(Dataset rows for document pages)
──────────
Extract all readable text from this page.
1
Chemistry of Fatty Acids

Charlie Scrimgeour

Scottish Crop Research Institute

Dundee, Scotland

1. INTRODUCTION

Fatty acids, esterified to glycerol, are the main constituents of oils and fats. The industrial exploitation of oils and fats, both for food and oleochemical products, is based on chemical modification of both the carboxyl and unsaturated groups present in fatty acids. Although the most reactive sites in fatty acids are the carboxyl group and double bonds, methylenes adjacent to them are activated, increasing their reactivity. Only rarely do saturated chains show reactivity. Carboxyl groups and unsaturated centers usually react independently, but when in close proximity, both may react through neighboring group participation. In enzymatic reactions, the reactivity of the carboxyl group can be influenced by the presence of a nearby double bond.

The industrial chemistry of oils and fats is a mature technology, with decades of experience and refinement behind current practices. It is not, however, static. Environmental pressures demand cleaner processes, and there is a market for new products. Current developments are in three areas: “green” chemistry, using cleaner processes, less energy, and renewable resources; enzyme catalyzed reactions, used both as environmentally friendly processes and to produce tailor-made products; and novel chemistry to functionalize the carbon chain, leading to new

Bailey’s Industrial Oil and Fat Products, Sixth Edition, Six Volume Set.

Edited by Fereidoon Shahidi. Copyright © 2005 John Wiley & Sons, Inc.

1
──────────
Work order » Copy out every record again, letter for letter.

Answer to the problem »
Extract all readable text from this page.
1
Chemistry of Fatty Acids

Charlie Scrimgeour

Scottish Crop Research Institute

Dundee, Scotland

1. INTRODUCTION

Fatty acids, esterified to glycerol, are the main constituents of oils and fats. The industrial exploitation of oils and fats, both for food and oleochemical products, is based on chemical modification of both the carboxyl and unsaturated groups present in fatty acids. Although the most reactive sites in fatty acids are the carboxyl group and double bonds, methylenes adjacent to them are activated, increasing their reactivity. Only rarely do saturated chains show reactivity. Carboxyl groups and unsaturated centers usually react independently, but when in close proximity, both may react through neighboring group participation. In enzymatic reactions, the reactivity of the carboxyl group can be influenced by the presence of a nearby double bond.

The industrial chemistry of oils and fats is a mature technology, with decades of experience and refinement behind current practices. It is not, however, static. Environmental pressures demand cleaner processes, and there is a market for new products. Current developments are in three areas: “green” chemistry, using cleaner processes, less energy, and renewable resources; enzyme catalyzed reactions, used both as environmentally friendly processes and to produce tailor-made products; and novel chemistry to functionalize the carbon chain, leading to new

Bailey’s Industrial Oil and Fat Products, Sixth Edition, Six Volume Set.

Edited by Fereidoon Shahidi. Copyright © 2005 John Wiley & Sons, Inc.

1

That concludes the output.